Material provided -

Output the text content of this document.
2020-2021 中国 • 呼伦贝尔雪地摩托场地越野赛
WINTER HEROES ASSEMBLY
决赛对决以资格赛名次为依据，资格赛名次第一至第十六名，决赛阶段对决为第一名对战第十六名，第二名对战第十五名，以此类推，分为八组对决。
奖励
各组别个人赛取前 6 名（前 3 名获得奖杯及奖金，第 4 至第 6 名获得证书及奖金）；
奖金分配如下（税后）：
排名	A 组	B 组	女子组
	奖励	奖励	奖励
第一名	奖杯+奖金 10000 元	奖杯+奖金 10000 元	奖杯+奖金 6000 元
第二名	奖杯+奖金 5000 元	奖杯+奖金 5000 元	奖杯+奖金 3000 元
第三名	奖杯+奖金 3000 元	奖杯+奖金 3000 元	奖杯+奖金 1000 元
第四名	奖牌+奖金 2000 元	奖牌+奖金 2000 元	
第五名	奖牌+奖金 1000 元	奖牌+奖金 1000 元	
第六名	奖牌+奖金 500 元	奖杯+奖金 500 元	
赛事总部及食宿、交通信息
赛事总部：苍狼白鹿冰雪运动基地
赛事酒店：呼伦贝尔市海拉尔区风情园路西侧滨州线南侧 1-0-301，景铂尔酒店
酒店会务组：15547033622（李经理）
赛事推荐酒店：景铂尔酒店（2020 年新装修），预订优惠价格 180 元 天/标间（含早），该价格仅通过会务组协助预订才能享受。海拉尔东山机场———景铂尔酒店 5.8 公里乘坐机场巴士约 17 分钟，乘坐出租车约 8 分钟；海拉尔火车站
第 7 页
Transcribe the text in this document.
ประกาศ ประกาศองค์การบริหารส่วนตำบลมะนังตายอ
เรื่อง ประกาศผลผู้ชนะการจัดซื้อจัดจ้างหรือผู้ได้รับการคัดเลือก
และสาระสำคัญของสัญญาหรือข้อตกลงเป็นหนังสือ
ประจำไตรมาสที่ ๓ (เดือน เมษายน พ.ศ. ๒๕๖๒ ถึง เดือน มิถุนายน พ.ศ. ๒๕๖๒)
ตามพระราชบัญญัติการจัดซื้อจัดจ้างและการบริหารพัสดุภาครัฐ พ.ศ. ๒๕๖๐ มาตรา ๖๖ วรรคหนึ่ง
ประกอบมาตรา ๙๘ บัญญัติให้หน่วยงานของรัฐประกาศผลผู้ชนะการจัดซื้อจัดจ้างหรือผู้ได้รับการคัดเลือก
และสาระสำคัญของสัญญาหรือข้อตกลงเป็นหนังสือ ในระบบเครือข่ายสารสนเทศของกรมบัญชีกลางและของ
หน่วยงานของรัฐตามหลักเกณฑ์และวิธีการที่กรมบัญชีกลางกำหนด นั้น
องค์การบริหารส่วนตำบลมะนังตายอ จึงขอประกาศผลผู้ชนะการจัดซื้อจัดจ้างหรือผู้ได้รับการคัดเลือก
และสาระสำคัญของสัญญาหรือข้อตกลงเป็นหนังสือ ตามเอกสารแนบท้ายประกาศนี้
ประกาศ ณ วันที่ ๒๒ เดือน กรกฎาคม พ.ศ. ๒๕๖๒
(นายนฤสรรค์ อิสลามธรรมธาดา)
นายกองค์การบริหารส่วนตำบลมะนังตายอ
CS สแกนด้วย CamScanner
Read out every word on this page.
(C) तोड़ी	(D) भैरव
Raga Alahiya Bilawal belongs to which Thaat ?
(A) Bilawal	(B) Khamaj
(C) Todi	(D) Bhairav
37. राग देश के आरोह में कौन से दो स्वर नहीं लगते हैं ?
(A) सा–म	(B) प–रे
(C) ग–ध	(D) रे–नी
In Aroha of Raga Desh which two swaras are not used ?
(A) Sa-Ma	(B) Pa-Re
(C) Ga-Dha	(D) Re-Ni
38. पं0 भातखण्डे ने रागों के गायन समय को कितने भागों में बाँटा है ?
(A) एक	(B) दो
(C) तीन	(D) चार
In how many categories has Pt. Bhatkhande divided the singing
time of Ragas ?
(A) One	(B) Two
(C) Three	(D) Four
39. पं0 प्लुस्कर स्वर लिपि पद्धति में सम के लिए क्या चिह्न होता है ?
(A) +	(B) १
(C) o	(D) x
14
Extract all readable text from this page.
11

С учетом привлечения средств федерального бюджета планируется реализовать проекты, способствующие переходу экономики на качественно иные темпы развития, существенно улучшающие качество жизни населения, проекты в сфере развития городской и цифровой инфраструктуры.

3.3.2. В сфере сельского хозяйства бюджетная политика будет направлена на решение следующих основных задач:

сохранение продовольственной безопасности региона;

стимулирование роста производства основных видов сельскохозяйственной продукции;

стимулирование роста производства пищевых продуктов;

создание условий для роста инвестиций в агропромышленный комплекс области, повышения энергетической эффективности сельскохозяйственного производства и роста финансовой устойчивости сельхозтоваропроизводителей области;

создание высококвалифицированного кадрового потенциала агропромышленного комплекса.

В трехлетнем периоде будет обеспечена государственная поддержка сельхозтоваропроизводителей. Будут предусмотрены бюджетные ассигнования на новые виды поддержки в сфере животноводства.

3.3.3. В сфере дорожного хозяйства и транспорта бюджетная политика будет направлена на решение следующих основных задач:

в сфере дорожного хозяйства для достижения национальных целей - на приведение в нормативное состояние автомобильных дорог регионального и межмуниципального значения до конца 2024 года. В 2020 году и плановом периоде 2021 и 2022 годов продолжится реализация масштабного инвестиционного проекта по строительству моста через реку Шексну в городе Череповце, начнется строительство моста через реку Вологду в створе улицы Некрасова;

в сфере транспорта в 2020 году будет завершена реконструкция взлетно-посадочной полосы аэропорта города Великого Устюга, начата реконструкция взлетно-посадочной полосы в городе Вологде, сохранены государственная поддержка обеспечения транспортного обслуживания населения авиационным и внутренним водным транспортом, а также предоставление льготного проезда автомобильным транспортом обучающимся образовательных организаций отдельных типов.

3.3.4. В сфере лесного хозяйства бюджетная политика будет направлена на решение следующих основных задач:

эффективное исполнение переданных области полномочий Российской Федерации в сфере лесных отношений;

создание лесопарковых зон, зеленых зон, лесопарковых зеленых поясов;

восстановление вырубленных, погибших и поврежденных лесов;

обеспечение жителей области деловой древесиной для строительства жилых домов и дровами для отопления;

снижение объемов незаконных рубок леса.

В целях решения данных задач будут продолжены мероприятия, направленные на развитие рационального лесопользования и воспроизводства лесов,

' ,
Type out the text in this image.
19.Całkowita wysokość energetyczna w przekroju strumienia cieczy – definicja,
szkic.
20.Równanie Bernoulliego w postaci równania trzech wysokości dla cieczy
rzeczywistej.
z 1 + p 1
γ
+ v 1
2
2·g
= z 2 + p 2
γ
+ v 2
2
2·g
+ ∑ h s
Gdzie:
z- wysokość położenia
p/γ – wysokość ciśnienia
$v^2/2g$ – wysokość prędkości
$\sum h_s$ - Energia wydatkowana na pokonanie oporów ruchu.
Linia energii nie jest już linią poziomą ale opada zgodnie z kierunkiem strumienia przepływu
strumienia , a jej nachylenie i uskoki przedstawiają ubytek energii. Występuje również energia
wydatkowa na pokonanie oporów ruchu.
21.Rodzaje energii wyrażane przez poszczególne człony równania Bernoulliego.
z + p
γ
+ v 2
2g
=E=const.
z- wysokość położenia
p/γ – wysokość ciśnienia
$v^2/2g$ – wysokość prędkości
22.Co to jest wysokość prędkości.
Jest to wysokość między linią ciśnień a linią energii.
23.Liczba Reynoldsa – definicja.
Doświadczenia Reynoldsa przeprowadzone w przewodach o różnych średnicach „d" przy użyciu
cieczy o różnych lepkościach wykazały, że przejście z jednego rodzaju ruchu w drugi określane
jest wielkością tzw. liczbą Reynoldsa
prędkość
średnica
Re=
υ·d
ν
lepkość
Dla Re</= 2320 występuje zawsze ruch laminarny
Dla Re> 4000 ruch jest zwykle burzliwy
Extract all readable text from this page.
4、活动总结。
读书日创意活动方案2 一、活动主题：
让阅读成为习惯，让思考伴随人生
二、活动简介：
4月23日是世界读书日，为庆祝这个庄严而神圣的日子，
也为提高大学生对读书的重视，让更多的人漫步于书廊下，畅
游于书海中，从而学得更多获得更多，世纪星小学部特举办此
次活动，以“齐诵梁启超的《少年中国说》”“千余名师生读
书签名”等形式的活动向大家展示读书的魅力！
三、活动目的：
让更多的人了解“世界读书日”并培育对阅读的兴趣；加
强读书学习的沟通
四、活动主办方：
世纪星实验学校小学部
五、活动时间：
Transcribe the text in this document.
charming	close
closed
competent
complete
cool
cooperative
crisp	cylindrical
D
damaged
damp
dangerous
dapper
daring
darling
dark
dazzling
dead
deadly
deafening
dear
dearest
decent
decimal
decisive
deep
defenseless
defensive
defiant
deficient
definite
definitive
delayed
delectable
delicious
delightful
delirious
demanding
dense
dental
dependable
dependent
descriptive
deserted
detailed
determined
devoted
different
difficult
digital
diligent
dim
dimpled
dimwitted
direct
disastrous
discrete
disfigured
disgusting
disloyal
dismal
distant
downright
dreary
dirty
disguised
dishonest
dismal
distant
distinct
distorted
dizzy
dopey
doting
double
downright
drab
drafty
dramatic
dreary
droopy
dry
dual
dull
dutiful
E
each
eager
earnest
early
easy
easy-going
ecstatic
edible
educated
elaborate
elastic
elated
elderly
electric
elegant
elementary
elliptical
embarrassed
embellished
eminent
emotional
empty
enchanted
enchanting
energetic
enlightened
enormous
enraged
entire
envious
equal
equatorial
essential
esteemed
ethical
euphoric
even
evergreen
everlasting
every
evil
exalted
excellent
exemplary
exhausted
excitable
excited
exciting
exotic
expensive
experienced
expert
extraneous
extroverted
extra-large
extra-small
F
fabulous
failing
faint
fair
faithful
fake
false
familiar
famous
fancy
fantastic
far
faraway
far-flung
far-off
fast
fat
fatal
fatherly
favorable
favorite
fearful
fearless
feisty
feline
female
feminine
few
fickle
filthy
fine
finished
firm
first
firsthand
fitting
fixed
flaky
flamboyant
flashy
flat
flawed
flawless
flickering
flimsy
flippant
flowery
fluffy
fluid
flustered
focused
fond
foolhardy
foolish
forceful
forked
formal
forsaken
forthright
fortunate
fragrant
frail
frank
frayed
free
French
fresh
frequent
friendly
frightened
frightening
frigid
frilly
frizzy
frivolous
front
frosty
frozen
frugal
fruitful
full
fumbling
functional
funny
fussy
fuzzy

The request -
Using the listing, copy every line where the word "oporów" shows up.

Solution for this exercise -
$\sum h_s$ - Energia wydatkowana na pokonanie oporów ruchu.
wydatkowa na pokonanie oporów ruchu.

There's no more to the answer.